§ Rohdaten
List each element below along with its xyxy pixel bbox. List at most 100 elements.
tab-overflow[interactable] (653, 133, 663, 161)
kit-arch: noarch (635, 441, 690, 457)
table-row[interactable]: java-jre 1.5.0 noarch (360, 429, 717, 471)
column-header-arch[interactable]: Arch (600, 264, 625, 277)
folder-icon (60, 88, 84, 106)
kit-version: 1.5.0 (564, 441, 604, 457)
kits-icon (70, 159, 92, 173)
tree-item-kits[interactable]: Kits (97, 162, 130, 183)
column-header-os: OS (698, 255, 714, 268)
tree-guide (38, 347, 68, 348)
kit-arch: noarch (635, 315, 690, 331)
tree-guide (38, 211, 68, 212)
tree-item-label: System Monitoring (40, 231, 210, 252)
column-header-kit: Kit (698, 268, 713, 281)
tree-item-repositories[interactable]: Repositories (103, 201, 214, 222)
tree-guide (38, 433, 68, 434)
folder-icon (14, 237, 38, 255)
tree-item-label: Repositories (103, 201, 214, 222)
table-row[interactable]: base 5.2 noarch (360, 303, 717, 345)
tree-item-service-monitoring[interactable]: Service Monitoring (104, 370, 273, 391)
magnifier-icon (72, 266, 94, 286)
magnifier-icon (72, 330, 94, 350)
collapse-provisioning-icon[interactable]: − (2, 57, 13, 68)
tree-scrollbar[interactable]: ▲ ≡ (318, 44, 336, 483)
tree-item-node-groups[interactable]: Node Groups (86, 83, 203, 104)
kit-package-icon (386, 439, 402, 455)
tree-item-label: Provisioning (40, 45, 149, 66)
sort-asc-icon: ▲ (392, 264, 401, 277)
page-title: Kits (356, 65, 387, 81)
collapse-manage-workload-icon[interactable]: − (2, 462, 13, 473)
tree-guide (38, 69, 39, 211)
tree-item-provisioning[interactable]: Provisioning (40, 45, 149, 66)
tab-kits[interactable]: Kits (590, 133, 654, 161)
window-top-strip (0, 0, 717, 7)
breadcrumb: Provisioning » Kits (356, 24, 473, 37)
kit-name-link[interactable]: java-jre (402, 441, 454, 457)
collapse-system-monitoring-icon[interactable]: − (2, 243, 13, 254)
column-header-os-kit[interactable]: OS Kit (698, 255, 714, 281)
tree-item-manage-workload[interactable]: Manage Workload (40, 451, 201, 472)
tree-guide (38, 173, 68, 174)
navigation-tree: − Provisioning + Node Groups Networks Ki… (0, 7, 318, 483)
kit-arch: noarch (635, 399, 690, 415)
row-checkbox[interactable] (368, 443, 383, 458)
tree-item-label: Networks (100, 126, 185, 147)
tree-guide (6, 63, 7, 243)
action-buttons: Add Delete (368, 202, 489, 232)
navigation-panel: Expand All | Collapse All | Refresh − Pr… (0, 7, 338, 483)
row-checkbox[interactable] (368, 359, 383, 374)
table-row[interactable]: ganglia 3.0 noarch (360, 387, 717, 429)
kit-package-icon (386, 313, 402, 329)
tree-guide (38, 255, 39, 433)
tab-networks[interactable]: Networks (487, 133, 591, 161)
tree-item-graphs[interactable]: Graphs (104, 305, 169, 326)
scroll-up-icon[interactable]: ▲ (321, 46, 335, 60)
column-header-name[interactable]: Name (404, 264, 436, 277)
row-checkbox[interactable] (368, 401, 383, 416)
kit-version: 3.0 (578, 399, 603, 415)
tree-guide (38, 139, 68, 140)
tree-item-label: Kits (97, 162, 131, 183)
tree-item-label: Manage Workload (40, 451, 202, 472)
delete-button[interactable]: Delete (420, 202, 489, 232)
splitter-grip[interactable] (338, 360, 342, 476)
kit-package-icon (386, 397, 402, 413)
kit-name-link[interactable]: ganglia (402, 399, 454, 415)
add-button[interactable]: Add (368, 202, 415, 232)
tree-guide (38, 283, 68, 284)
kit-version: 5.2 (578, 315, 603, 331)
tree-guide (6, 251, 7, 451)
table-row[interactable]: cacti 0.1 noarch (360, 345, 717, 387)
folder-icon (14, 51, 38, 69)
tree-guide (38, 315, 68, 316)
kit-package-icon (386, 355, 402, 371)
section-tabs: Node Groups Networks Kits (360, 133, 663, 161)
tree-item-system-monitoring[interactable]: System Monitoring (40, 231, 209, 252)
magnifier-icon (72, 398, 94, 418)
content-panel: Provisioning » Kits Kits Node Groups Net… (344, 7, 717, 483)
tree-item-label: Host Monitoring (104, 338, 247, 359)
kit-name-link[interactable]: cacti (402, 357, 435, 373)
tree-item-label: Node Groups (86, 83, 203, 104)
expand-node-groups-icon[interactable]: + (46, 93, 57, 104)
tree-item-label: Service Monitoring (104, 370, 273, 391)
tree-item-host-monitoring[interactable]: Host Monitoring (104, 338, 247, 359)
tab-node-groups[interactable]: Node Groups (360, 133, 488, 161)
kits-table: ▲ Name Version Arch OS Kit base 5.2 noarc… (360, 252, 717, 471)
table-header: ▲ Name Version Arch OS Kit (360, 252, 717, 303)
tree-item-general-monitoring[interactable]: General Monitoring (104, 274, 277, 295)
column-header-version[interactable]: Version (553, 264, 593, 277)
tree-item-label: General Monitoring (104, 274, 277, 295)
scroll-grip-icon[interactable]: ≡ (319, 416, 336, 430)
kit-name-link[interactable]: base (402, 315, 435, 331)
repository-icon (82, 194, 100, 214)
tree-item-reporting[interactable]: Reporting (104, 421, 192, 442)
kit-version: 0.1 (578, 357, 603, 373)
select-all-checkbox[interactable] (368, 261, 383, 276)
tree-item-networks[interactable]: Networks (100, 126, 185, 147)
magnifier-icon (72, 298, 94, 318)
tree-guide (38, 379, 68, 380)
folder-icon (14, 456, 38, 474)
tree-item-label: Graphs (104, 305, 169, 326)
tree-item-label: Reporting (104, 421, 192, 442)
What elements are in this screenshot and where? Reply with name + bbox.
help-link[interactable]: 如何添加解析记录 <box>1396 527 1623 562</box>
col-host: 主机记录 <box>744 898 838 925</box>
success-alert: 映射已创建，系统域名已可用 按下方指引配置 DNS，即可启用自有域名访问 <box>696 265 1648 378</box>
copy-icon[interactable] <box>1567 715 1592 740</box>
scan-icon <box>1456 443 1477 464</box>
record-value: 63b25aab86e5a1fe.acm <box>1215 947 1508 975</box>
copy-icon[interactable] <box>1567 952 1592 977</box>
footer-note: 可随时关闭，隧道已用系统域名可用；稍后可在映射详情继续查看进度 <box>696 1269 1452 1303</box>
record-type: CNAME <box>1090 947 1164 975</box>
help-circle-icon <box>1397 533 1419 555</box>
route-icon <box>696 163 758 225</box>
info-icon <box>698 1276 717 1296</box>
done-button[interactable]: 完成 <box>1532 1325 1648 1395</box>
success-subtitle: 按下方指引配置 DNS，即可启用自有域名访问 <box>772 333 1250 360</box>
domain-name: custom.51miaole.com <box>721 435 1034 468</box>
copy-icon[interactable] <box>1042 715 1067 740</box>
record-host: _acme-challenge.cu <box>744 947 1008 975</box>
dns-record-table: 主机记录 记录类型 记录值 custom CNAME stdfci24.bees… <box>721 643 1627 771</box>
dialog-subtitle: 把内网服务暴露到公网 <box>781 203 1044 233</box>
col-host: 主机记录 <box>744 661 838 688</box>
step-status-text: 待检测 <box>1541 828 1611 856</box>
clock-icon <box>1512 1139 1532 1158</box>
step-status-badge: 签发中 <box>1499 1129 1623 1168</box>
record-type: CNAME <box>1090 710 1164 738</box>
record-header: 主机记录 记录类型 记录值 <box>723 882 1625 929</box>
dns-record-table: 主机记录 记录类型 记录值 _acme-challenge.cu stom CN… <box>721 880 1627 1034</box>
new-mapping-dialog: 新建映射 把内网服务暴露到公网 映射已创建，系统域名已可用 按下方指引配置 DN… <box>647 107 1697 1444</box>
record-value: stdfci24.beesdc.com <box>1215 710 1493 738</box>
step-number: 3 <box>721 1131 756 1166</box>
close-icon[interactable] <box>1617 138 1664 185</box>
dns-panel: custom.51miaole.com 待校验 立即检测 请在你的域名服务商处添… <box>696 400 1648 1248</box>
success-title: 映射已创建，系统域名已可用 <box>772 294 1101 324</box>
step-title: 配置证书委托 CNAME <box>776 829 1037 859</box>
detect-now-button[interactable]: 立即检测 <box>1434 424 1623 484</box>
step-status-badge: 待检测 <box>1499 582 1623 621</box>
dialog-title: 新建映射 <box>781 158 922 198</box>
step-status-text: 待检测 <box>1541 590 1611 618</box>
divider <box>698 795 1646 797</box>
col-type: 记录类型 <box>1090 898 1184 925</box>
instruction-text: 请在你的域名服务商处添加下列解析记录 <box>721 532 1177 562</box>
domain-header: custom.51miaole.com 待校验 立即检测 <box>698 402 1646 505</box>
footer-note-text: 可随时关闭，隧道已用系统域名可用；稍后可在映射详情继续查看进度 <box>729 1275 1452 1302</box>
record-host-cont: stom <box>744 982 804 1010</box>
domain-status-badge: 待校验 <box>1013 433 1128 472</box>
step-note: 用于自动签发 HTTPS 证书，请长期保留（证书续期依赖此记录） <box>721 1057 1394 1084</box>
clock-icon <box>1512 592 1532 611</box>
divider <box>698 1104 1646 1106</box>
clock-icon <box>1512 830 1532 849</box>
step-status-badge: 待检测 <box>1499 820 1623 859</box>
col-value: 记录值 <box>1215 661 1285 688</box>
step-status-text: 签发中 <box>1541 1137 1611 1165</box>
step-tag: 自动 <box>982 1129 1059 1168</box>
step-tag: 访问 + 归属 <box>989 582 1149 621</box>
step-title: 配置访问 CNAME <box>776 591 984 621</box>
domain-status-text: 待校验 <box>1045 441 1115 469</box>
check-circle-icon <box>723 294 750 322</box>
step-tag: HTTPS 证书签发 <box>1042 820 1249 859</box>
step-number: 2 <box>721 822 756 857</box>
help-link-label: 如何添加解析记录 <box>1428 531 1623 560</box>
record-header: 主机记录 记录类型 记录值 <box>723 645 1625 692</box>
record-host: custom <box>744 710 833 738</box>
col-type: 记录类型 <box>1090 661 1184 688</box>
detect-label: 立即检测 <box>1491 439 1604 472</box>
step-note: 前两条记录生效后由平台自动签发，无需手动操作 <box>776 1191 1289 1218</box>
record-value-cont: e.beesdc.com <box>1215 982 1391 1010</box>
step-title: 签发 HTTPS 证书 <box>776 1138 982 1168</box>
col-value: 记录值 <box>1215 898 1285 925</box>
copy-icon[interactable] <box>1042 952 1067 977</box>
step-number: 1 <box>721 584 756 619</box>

§ Ziel der Aufgabe
Schreibe die Zeilen von der ersten bis zu der Zeile mit „tree-guide (38, 173, 68, 174)“ unverändert ab, beide Enden eingeschlossen.

§ Ausgabe folgt
List each element below along with its xyxy pixel bbox. List at most 100 elements.
tab-overflow[interactable] (653, 133, 663, 161)
kit-arch: noarch (635, 441, 690, 457)
table-row[interactable]: java-jre 1.5.0 noarch (360, 429, 717, 471)
column-header-arch[interactable]: Arch (600, 264, 625, 277)
folder-icon (60, 88, 84, 106)
kit-version: 1.5.0 (564, 441, 604, 457)
kits-icon (70, 159, 92, 173)
tree-item-kits[interactable]: Kits (97, 162, 130, 183)
column-header-os: OS (698, 255, 714, 268)
tree-guide (38, 347, 68, 348)
kit-arch: noarch (635, 315, 690, 331)
tree-guide (38, 211, 68, 212)
tree-item-label: System Monitoring (40, 231, 210, 252)
column-header-kit: Kit (698, 268, 713, 281)
tree-item-repositories[interactable]: Repositories (103, 201, 214, 222)
tree-guide (38, 433, 68, 434)
folder-icon (14, 237, 38, 255)
tree-item-label: Repositories (103, 201, 214, 222)
table-row[interactable]: base 5.2 noarch (360, 303, 717, 345)
tree-item-service-monitoring[interactable]: Service Monitoring (104, 370, 273, 391)
magnifier-icon (72, 266, 94, 286)
magnifier-icon (72, 330, 94, 350)
collapse-provisioning-icon[interactable]: − (2, 57, 13, 68)
tree-scrollbar[interactable]: ▲ ≡ (318, 44, 336, 483)
tree-item-node-groups[interactable]: Node Groups (86, 83, 203, 104)
kit-package-icon (386, 439, 402, 455)
tree-item-label: Provisioning (40, 45, 149, 66)
sort-asc-icon: ▲ (392, 264, 401, 277)
page-title: Kits (356, 65, 387, 81)
collapse-manage-workload-icon[interactable]: − (2, 462, 13, 473)
tree-guide (38, 69, 39, 211)
tree-item-provisioning[interactable]: Provisioning (40, 45, 149, 66)
tab-kits[interactable]: Kits (590, 133, 654, 161)
window-top-strip (0, 0, 717, 7)
breadcrumb: Provisioning » Kits (356, 24, 473, 37)
kit-name-link[interactable]: java-jre (402, 441, 454, 457)
collapse-system-monitoring-icon[interactable]: − (2, 243, 13, 254)
column-header-os-kit[interactable]: OS Kit (698, 255, 714, 281)
tree-item-manage-workload[interactable]: Manage Workload (40, 451, 201, 472)
tree-guide (38, 173, 68, 174)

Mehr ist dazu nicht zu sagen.